» What you are asked to do
Reproduce the listing below in its entirety. Change nothing.

——

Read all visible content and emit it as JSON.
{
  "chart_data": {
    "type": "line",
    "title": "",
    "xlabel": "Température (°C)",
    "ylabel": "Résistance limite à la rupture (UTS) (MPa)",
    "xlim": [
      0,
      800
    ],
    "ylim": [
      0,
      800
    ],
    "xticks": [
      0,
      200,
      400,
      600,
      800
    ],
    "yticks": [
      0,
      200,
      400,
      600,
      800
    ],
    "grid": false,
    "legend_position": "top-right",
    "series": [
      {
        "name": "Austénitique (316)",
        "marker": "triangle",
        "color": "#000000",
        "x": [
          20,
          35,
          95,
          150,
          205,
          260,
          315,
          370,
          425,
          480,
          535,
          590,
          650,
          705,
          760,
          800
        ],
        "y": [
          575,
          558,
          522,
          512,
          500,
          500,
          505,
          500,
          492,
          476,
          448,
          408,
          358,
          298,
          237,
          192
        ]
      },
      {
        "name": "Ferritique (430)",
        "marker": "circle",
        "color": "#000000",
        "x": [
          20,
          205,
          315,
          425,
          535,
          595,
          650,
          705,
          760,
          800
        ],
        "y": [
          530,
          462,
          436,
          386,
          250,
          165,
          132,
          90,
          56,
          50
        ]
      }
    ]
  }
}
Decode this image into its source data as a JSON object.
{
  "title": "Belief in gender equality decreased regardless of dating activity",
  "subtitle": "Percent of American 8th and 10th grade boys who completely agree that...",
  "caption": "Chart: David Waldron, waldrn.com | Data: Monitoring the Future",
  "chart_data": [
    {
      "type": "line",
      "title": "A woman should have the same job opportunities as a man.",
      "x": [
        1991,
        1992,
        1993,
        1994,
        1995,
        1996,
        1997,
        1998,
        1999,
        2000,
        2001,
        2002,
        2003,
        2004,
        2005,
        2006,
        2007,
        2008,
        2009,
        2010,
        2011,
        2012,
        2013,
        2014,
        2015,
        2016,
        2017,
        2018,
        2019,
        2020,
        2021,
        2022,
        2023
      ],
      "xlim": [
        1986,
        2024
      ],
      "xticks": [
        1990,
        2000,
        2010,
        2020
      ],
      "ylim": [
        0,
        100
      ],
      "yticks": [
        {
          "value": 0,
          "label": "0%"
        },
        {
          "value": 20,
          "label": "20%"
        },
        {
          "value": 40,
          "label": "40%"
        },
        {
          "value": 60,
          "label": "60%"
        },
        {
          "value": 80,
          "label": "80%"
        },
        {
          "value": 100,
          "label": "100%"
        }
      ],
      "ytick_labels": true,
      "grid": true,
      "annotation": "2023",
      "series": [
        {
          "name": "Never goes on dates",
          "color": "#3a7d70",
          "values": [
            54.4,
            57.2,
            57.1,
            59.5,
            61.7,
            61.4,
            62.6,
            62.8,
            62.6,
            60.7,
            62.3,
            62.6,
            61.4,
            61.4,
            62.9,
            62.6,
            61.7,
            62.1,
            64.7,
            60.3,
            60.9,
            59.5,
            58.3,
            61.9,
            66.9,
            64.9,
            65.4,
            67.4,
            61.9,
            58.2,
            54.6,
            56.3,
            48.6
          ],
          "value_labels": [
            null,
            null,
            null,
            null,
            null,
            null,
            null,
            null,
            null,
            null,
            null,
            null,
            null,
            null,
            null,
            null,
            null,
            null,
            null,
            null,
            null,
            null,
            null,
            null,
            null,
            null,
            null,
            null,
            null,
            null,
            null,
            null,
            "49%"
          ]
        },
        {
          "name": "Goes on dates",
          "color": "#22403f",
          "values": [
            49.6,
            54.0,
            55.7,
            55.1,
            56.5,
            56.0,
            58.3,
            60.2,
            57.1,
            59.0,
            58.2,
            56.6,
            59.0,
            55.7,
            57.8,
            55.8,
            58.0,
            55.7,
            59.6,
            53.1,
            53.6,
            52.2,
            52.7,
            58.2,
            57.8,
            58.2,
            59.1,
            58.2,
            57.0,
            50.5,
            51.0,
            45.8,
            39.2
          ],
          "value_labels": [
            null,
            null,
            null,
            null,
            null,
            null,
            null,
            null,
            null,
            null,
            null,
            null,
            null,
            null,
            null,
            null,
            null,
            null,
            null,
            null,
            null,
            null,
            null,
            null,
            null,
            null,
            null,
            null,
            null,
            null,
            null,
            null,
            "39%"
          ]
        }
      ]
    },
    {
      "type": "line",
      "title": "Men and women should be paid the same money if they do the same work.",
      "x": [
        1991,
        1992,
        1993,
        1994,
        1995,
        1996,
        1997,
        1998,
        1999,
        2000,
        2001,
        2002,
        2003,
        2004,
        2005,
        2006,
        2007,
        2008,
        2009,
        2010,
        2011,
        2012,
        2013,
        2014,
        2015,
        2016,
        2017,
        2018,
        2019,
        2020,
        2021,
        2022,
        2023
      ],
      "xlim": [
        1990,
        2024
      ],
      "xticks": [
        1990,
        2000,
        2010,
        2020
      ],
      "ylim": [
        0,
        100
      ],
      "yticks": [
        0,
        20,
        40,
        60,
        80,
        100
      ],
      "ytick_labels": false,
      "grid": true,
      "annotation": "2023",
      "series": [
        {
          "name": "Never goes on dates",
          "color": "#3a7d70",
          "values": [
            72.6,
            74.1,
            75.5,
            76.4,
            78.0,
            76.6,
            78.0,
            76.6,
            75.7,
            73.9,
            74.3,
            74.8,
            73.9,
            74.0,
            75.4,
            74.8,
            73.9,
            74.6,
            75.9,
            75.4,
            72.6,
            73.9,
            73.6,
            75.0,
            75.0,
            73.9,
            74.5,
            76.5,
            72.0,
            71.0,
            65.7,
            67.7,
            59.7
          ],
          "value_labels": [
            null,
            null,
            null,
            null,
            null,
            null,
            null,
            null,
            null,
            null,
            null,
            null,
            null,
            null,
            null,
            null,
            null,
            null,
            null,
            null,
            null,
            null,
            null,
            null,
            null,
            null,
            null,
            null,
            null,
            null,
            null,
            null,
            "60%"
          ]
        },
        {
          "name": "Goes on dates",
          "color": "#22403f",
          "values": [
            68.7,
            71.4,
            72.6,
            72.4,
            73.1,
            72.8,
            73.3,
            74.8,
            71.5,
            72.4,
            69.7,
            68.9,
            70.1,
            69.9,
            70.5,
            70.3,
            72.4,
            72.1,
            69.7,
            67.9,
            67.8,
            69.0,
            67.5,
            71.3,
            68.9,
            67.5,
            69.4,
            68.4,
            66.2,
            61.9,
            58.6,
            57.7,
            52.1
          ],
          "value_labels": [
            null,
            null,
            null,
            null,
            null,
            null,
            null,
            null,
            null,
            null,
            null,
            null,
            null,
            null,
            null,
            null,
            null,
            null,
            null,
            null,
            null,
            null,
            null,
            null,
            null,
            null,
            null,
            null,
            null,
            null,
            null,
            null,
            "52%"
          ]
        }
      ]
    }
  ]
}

——

» Finished task
Read all visible content and emit it as JSON.
{
  "chart_data": {
    "type": "line",
    "title": "",
    "xlabel": "Température (°C)",
    "ylabel": "Résistance limite à la rupture (UTS) (MPa)",
    "xlim": [
      0,
      800
    ],
    "ylim": [
      0,
      800
    ],
    "xticks": [
      0,
      200,
      400,
      600,
      800
    ],
    "yticks": [
      0,
      200,
      400,
      600,
      800
    ],
    "grid": false,
    "legend_position": "top-right",
    "series": [
      {
        "name": "Austénitique (316)",
        "marker": "triangle",
        "color": "#000000",
        "x": [
          20,
          35,
          95,
          150,
          205,
          260,
          315,
          370,
          425,
          480,
          535,
          590,
          650,
          705,
          760,
          800
        ],
        "y": [
          575,
          558,
          522,
          512,
          500,
          500,
          505,
          500,
          492,
          476,
          448,
          408,
          358,
          298,
          237,
          192
        ]
      },
      {
        "name": "Ferritique (430)",
        "marker": "circle",
        "color": "#000000",
        "x": [
          20,
          205,
          315,
          425,
          535,
          595,
          650,
          705,
          760,
          800
        ],
        "y": [
          530,
          462,
          436,
          386,
          250,
          165,
          132,
          90,
          56,
          50
        ]
      }
    ]
  }
}
Decode this image into its source data as a JSON object.
{
  "title": "Belief in gender equality decreased regardless of dating activity",
  "subtitle": "Percent of American 8th and 10th grade boys who completely agree that...",
  "caption": "Chart: David Waldron, waldrn.com | Data: Monitoring the Future",
  "chart_data": [
    {
      "type": "line",
      "title": "A woman should have the same job opportunities as a man.",
      "x": [
        1991,
        1992,
        1993,
        1994,
        1995,
        1996,
        1997,
        1998,
        1999,
        2000,
        2001,
        2002,
        2003,
        2004,
        2005,
        2006,
        2007,
        2008,
        2009,
        2010,
        2011,
        2012,
        2013,
        2014,
        2015,
        2016,
        2017,
        2018,
        2019,
        2020,
        2021,
        2022,
        2023
      ],
      "xlim": [
        1986,
        2024
      ],
      "xticks": [
        1990,
        2000,
        2010,
        2020
      ],
      "ylim": [
        0,
        100
      ],
      "yticks": [
        {
          "value": 0,
          "label": "0%"
        },
        {
          "value": 20,
          "label": "20%"
        },
        {
          "value": 40,
          "label": "40%"
        },
        {
          "value": 60,
          "label": "60%"
        },
        {
          "value": 80,
          "label": "80%"
        },
        {
          "value": 100,
          "label": "100%"
        }
      ],
      "ytick_labels": true,
      "grid": true,
      "annotation": "2023",
      "series": [
        {
          "name": "Never goes on dates",
          "color": "#3a7d70",
          "values": [
            54.4,
            57.2,
            57.1,
            59.5,
            61.7,
            61.4,
            62.6,
            62.8,
            62.6,
            60.7,
            62.3,
            62.6,
            61.4,
            61.4,
            62.9,
            62.6,
            61.7,
            62.1,
            64.7,
            60.3,
            60.9,
            59.5,
            58.3,
            61.9,
            66.9,
            64.9,
            65.4,
            67.4,
            61.9,
            58.2,
            54.6,
            56.3,
            48.6
          ],
          "value_labels": [
            null,
            null,
            null,
            null,
            null,
            null,
            null,
            null,
            null,
            null,
            null,
            null,
            null,
            null,
            null,
            null,
            null,
            null,
            null,
            null,
            null,
            null,
            null,
            null,
            null,
            null,
            null,
            null,
            null,
            null,
            null,
            null,
            "49%"
          ]
        },
        {
          "name": "Goes on dates",
          "color": "#22403f",
          "values": [
            49.6,
            54.0,
            55.7,
            55.1,
            56.5,
            56.0,
            58.3,
            60.2,
            57.1,
            59.0,
            58.2,
            56.6,
            59.0,
            55.7,
            57.8,
            55.8,
            58.0,
            55.7,
            59.6,
            53.1,
            53.6,
            52.2,
            52.7,
            58.2,
            57.8,
            58.2,
            59.1,
            58.2,
            57.0,
            50.5,
            51.0,
            45.8,
            39.2
          ],
          "value_labels": [
            null,
            null,
            null,
            null,
            null,
            null,
            null,
            null,
            null,
            null,
            null,
            null,
            null,
            null,
            null,
            null,
            null,
            null,
            null,
            null,
            null,
            null,
            null,
            null,
            null,
            null,
            null,
            null,
            null,
            null,
            null,
            null,
            "39%"
          ]
        }
      ]
    },
    {
      "type": "line",
      "title": "Men and women should be paid the same money if they do the same work.",
      "x": [
        1991,
        1992,
        1993,
        1994,
        1995,
        1996,
        1997,
        1998,
        1999,
        2000,
        2001,
        2002,
        2003,
        2004,
        2005,
        2006,
        2007,
        2008,
        2009,
        2010,
        2011,
        2012,
        2013,
        2014,
        2015,
        2016,
        2017,
        2018,
        2019,
        2020,
        2021,
        2022,
        2023
      ],
      "xlim": [
        1990,
        2024
      ],
      "xticks": [
        1990,
        2000,
        2010,
        2020
      ],
      "ylim": [
        0,
        100
      ],
      "yticks": [
        0,
        20,
        40,
        60,
        80,
        100
      ],
      "ytick_labels": false,
      "grid": true,
      "annotation": "2023",
      "series": [
        {
          "name": "Never goes on dates",
          "color": "#3a7d70",
          "values": [
            72.6,
            74.1,
            75.5,
            76.4,
            78.0,
            76.6,
            78.0,
            76.6,
            75.7,
            73.9,
            74.3,
            74.8,
            73.9,
            74.0,
            75.4,
            74.8,
            73.9,
            74.6,
            75.9,
            75.4,
            72.6,
            73.9,
            73.6,
            75.0,
            75.0,
            73.9,
            74.5,
            76.5,
            72.0,
            71.0,
            65.7,
            67.7,
            59.7
          ],
          "value_labels": [
            null,
            null,
            null,
            null,
            null,
            null,
            null,
            null,
            null,
            null,
            null,
            null,
            null,
            null,
            null,
            null,
            null,
            null,
            null,
            null,
            null,
            null,
            null,
            null,
            null,
            null,
            null,
            null,
            null,
            null,
            null,
            null,
            "60%"
          ]
        },
        {
          "name": "Goes on dates",
          "color": "#22403f",
          "values": [
            68.7,
            71.4,
            72.6,
            72.4,
            73.1,
            72.8,
            73.3,
            74.8,
            71.5,
            72.4,
            69.7,
            68.9,
            70.1,
            69.9,
            70.5,
            70.3,
            72.4,
            72.1,
            69.7,
            67.9,
            67.8,
            69.0,
            67.5,
            71.3,
            68.9,
            67.5,
            69.4,
            68.4,
            66.2,
            61.9,
            58.6,
            57.7,
            52.1
          ],
          "value_labels": [
            null,
            null,
            null,
            null,
            null,
            null,
            null,
            null,
            null,
            null,
            null,
            null,
            null,
            null,
            null,
            null,
            null,
            null,
            null,
            null,
            null,
            null,
            null,
            null,
            null,
            null,
            null,
            null,
            null,
            null,
            null,
            null,
            "52%"
          ]
        }
      ]
    }
  ]
}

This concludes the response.